● **STATED PROBLEM**
Emit the data below verbatim, stripping out any pictures.

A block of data
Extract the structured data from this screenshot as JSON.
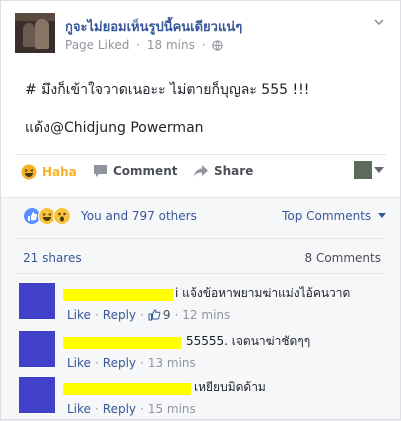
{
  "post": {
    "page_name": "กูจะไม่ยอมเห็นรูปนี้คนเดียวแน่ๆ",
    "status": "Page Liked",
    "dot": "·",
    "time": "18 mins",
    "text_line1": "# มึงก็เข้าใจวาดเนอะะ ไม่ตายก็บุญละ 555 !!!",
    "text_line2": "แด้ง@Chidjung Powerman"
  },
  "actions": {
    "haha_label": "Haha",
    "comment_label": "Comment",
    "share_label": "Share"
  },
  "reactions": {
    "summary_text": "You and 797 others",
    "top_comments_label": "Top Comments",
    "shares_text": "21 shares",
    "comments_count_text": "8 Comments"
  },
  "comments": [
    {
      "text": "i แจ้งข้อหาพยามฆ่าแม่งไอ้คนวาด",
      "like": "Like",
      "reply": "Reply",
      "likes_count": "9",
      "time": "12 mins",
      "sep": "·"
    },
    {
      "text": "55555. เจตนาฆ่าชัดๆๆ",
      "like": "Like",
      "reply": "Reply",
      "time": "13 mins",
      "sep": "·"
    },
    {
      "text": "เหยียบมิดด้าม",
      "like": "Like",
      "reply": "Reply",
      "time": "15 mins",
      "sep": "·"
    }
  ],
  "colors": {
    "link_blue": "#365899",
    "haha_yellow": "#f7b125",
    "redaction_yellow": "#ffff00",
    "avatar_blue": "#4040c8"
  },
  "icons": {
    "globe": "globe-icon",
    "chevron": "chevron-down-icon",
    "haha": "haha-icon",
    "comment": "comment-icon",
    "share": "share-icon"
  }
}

● **SOLUTION FOR THIS TASK**
Extract the structured data from this screenshot as JSON.
{
  "post": {
    "page_name": "กูจะไม่ยอมเห็นรูปนี้คนเดียวแน่ๆ",
    "status": "Page Liked",
    "dot": "·",
    "time": "18 mins",
    "text_line1": "# มึงก็เข้าใจวาดเนอะะ ไม่ตายก็บุญละ 555 !!!",
    "text_line2": "แด้ง@Chidjung Powerman"
  },
  "actions": {
    "haha_label": "Haha",
    "comment_label": "Comment",
    "share_label": "Share"
  },
  "reactions": {
    "summary_text": "You and 797 others",
    "top_comments_label": "Top Comments",
    "shares_text": "21 shares",
    "comments_count_text": "8 Comments"
  },
  "comments": [
    {
      "text": "i แจ้งข้อหาพยามฆ่าแม่งไอ้คนวาด",
      "like": "Like",
      "reply": "Reply",
      "likes_count": "9",
      "time": "12 mins",
      "sep": "·"
    },
    {
      "text": "55555. เจตนาฆ่าชัดๆๆ",
      "like": "Like",
      "reply": "Reply",
      "time": "13 mins",
      "sep": "·"
    },
    {
      "text": "เหยียบมิดด้าม",
      "like": "Like",
      "reply": "Reply",
      "time": "15 mins",
      "sep": "·"
    }
  ],
  "colors": {
    "link_blue": "#365899",
    "haha_yellow": "#f7b125",
    "redaction_yellow": "#ffff00",
    "avatar_blue": "#4040c8"
  },
  "icons": {
    "globe": "globe-icon",
    "chevron": "chevron-down-icon",
    "haha": "haha-icon",
    "comment": "comment-icon",
    "share": "share-icon"
  }
}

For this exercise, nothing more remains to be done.